▶ _Data provided_:
· · · · · · ·

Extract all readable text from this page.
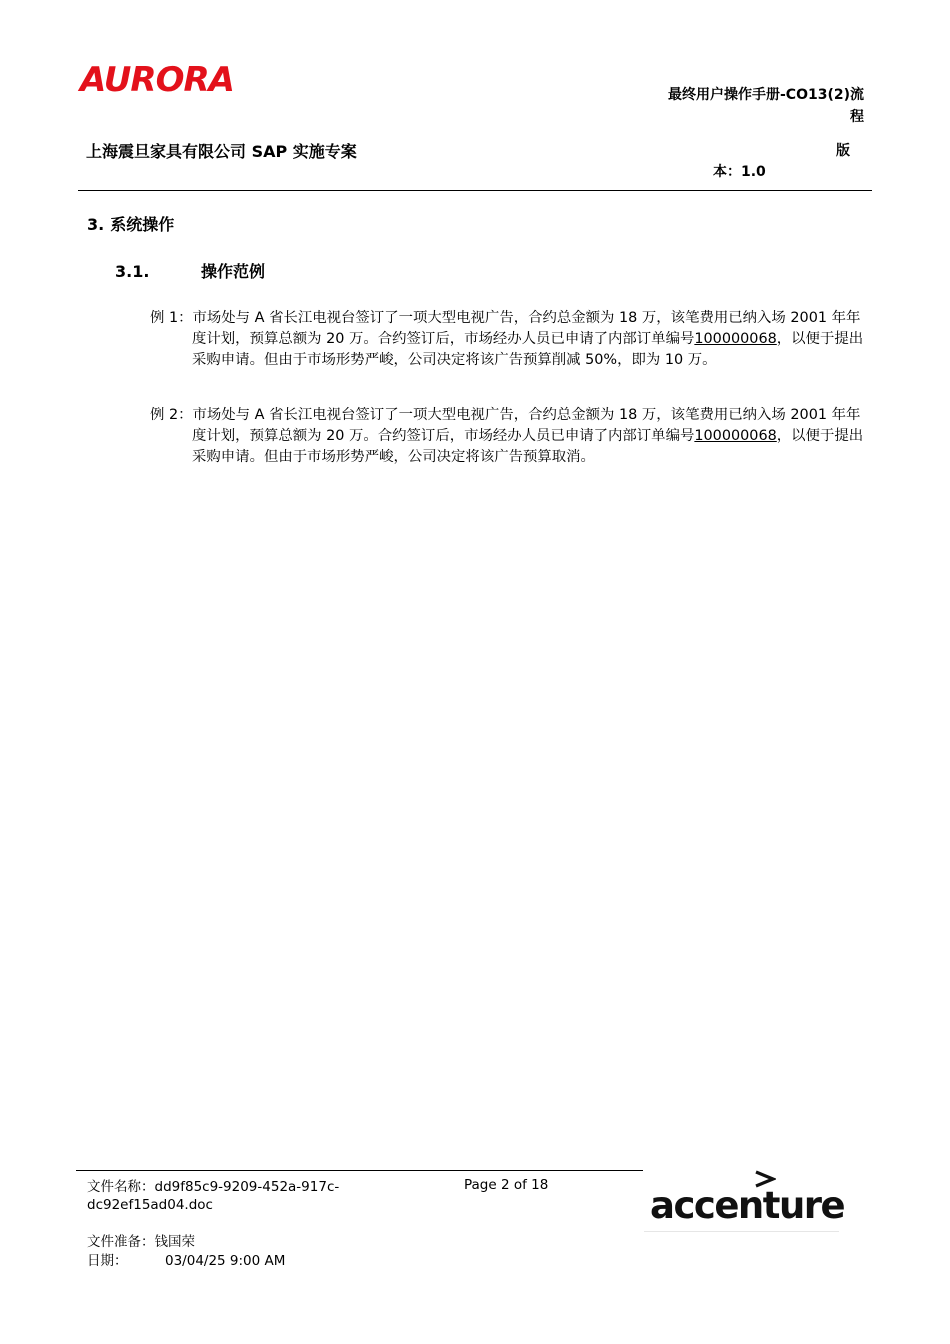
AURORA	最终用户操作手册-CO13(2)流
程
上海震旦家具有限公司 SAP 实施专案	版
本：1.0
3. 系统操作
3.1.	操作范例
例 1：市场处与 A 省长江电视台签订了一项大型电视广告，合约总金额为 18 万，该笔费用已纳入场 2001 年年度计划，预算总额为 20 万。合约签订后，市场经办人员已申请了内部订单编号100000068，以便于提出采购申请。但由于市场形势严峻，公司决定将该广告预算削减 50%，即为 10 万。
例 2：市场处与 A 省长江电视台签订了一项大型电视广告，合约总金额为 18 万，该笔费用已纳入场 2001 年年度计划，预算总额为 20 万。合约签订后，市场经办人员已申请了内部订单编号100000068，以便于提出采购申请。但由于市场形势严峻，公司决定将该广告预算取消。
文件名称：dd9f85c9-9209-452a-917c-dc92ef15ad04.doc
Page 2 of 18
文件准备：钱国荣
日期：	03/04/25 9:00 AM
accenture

· · · · · · ·

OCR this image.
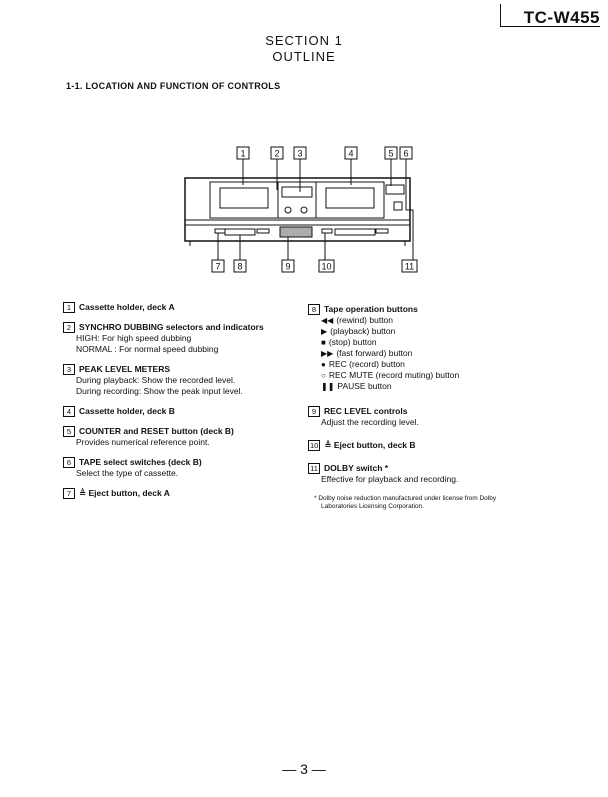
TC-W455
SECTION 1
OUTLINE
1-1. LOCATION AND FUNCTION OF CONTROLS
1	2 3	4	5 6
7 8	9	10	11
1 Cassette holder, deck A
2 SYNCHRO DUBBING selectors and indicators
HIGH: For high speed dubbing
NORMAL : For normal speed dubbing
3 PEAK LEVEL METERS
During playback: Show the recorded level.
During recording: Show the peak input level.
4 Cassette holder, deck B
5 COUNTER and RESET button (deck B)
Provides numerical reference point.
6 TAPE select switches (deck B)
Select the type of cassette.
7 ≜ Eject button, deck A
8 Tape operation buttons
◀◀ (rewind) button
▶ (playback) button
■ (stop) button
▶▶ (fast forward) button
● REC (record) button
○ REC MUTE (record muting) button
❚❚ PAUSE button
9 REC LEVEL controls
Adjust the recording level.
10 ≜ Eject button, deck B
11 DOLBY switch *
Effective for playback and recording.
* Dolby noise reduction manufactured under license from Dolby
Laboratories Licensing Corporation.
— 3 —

· · · · · · ·

▶ _Requirements_: Filter the data, keeping only the lines that contain "playback".

▶ _Result_:
During playback: Show the recorded level.
▶ (playback) button
Effective for playback and recording.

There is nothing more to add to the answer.